## [THE PROBLEM]
Print all the records exactly, please.

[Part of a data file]
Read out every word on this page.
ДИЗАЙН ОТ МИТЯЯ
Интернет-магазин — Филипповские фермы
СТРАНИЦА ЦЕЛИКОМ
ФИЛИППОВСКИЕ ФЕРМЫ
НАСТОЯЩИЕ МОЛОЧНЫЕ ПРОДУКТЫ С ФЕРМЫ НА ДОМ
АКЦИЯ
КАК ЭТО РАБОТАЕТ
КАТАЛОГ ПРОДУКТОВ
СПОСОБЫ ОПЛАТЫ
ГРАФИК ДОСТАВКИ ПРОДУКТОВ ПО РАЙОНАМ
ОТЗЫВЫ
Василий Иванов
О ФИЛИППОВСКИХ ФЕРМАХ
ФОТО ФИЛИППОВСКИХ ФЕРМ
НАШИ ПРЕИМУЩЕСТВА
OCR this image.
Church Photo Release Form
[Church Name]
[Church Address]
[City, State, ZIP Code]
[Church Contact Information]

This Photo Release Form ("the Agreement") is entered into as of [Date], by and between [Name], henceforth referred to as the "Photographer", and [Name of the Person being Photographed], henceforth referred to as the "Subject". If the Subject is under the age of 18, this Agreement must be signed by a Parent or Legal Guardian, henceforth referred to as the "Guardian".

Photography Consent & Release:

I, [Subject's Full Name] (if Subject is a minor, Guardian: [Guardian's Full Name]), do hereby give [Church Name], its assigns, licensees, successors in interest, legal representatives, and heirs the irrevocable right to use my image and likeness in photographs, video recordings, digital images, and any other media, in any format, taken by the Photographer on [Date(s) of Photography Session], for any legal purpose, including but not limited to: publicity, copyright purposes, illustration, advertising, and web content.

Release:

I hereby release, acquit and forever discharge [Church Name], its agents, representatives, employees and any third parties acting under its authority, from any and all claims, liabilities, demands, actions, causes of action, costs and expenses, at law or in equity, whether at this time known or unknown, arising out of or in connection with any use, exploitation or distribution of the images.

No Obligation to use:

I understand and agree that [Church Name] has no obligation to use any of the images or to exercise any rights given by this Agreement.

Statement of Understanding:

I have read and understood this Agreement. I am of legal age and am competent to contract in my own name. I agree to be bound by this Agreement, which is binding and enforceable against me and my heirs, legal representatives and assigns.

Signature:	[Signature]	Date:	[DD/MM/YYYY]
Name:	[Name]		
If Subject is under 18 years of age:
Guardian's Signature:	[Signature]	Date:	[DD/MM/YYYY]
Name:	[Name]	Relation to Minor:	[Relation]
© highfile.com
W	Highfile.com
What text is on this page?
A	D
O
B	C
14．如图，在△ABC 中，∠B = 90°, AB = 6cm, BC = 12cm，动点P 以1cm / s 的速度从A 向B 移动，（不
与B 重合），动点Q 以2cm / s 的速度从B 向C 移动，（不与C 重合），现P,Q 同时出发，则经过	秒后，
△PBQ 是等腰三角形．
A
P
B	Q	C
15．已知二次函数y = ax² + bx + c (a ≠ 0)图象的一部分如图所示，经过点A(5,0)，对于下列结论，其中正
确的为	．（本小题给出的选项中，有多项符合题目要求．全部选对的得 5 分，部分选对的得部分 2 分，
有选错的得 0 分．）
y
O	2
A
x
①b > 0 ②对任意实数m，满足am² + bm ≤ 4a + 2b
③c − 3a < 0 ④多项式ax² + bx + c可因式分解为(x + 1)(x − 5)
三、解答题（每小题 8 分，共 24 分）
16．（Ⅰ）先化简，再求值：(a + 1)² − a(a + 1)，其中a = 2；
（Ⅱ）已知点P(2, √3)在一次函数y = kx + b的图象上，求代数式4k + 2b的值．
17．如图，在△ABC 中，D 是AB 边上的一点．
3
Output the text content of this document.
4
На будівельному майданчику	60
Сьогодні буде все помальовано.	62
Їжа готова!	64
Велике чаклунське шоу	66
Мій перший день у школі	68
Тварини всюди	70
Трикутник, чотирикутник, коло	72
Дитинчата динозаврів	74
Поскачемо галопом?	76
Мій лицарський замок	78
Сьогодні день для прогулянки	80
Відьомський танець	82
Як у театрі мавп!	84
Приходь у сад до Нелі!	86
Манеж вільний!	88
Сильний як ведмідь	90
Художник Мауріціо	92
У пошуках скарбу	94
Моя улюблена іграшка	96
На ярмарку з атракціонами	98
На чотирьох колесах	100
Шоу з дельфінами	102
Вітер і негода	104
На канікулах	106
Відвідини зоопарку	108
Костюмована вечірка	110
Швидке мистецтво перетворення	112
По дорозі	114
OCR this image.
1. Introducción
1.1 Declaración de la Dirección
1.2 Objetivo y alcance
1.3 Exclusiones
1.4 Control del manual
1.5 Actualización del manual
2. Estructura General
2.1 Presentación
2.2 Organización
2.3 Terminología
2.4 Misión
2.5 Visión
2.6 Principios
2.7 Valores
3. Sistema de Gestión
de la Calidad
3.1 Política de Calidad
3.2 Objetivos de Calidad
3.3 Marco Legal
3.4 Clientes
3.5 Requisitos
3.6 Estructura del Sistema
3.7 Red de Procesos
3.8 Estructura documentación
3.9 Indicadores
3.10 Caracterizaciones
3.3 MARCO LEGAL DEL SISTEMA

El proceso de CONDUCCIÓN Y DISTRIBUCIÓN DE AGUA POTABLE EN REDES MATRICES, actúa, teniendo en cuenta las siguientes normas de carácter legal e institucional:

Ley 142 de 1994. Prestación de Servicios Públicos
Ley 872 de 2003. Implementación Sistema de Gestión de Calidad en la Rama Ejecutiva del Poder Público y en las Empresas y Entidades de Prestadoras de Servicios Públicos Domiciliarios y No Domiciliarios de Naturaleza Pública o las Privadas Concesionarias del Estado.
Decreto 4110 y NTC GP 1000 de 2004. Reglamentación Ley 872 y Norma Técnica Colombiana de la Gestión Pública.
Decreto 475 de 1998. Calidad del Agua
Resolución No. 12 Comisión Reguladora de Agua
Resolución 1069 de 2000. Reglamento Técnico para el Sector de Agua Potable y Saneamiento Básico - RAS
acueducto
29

## [EXERCISE RESULT]
Read out every word on this page.
ДИЗАЙН ОТ МИТЯЯ
Интернет-магазин — Филипповские фермы
СТРАНИЦА ЦЕЛИКОМ
ФИЛИППОВСКИЕ ФЕРМЫ
НАСТОЯЩИЕ МОЛОЧНЫЕ ПРОДУКТЫ С ФЕРМЫ НА ДОМ
АКЦИЯ
КАК ЭТО РАБОТАЕТ
КАТАЛОГ ПРОДУКТОВ
СПОСОБЫ ОПЛАТЫ
ГРАФИК ДОСТАВКИ ПРОДУКТОВ ПО РАЙОНАМ
ОТЗЫВЫ
Василий Иванов
О ФИЛИППОВСКИХ ФЕРМАХ
ФОТО ФИЛИППОВСКИХ ФЕРМ
НАШИ ПРЕИМУЩЕСТВА
OCR this image.
Church Photo Release Form
[Church Name]
[Church Address]
[City, State, ZIP Code]
[Church Contact Information]

This Photo Release Form ("the Agreement") is entered into as of [Date], by and between [Name], henceforth referred to as the "Photographer", and [Name of the Person being Photographed], henceforth referred to as the "Subject". If the Subject is under the age of 18, this Agreement must be signed by a Parent or Legal Guardian, henceforth referred to as the "Guardian".

Photography Consent & Release:

I, [Subject's Full Name] (if Subject is a minor, Guardian: [Guardian's Full Name]), do hereby give [Church Name], its assigns, licensees, successors in interest, legal representatives, and heirs the irrevocable right to use my image and likeness in photographs, video recordings, digital images, and any other media, in any format, taken by the Photographer on [Date(s) of Photography Session], for any legal purpose, including but not limited to: publicity, copyright purposes, illustration, advertising, and web content.

Release:

I hereby release, acquit and forever discharge [Church Name], its agents, representatives, employees and any third parties acting under its authority, from any and all claims, liabilities, demands, actions, causes of action, costs and expenses, at law or in equity, whether at this time known or unknown, arising out of or in connection with any use, exploitation or distribution of the images.

No Obligation to use:

I understand and agree that [Church Name] has no obligation to use any of the images or to exercise any rights given by this Agreement.

Statement of Understanding:

I have read and understood this Agreement. I am of legal age and am competent to contract in my own name. I agree to be bound by this Agreement, which is binding and enforceable against me and my heirs, legal representatives and assigns.

Signature:	[Signature]	Date:	[DD/MM/YYYY]
Name:	[Name]		
If Subject is under 18 years of age:
Guardian's Signature:	[Signature]	Date:	[DD/MM/YYYY]
Name:	[Name]	Relation to Minor:	[Relation]
© highfile.com
W	Highfile.com
What text is on this page?
A	D
O
B	C
14．如图，在△ABC 中，∠B = 90°, AB = 6cm, BC = 12cm，动点P 以1cm / s 的速度从A 向B 移动，（不
与B 重合），动点Q 以2cm / s 的速度从B 向C 移动，（不与C 重合），现P,Q 同时出发，则经过	秒后，
△PBQ 是等腰三角形．
A
P
B	Q	C
15．已知二次函数y = ax² + bx + c (a ≠ 0)图象的一部分如图所示，经过点A(5,0)，对于下列结论，其中正
确的为	．（本小题给出的选项中，有多项符合题目要求．全部选对的得 5 分，部分选对的得部分 2 分，
有选错的得 0 分．）
y
O	2
A
x
①b > 0 ②对任意实数m，满足am² + bm ≤ 4a + 2b
③c − 3a < 0 ④多项式ax² + bx + c可因式分解为(x + 1)(x − 5)
三、解答题（每小题 8 分，共 24 分）
16．（Ⅰ）先化简，再求值：(a + 1)² − a(a + 1)，其中a = 2；
（Ⅱ）已知点P(2, √3)在一次函数y = kx + b的图象上，求代数式4k + 2b的值．
17．如图，在△ABC 中，D 是AB 边上的一点．
3
Output the text content of this document.
4
На будівельному майданчику	60
Сьогодні буде все помальовано.	62
Їжа готова!	64
Велике чаклунське шоу	66
Мій перший день у школі	68
Тварини всюди	70
Трикутник, чотирикутник, коло	72
Дитинчата динозаврів	74
Поскачемо галопом?	76
Мій лицарський замок	78
Сьогодні день для прогулянки	80
Відьомський танець	82
Як у театрі мавп!	84
Приходь у сад до Нелі!	86
Манеж вільний!	88
Сильний як ведмідь	90
Художник Мауріціо	92
У пошуках скарбу	94
Моя улюблена іграшка	96
На ярмарку з атракціонами	98
На чотирьох колесах	100
Шоу з дельфінами	102
Вітер і негода	104
На канікулах	106
Відвідини зоопарку	108
Костюмована вечірка	110
Швидке мистецтво перетворення	112
По дорозі	114
OCR this image.
1. Introducción
1.1 Declaración de la Dirección
1.2 Objetivo y alcance
1.3 Exclusiones
1.4 Control del manual
1.5 Actualización del manual
2. Estructura General
2.1 Presentación
2.2 Organización
2.3 Terminología
2.4 Misión
2.5 Visión
2.6 Principios
2.7 Valores
3. Sistema de Gestión
de la Calidad
3.1 Política de Calidad
3.2 Objetivos de Calidad
3.3 Marco Legal
3.4 Clientes
3.5 Requisitos
3.6 Estructura del Sistema
3.7 Red de Procesos
3.8 Estructura documentación
3.9 Indicadores
3.10 Caracterizaciones
3.3 MARCO LEGAL DEL SISTEMA

El proceso de CONDUCCIÓN Y DISTRIBUCIÓN DE AGUA POTABLE EN REDES MATRICES, actúa, teniendo en cuenta las siguientes normas de carácter legal e institucional:

Ley 142 de 1994. Prestación de Servicios Públicos
Ley 872 de 2003. Implementación Sistema de Gestión de Calidad en la Rama Ejecutiva del Poder Público y en las Empresas y Entidades de Prestadoras de Servicios Públicos Domiciliarios y No Domiciliarios de Naturaleza Pública o las Privadas Concesionarias del Estado.
Decreto 4110 y NTC GP 1000 de 2004. Reglamentación Ley 872 y Norma Técnica Colombiana de la Gestión Pública.
Decreto 475 de 1998. Calidad del Agua
Resolución No. 12 Comisión Reguladora de Agua
Resolución 1069 de 2000. Reglamento Técnico para el Sector de Agua Potable y Saneamiento Básico - RAS
acueducto
29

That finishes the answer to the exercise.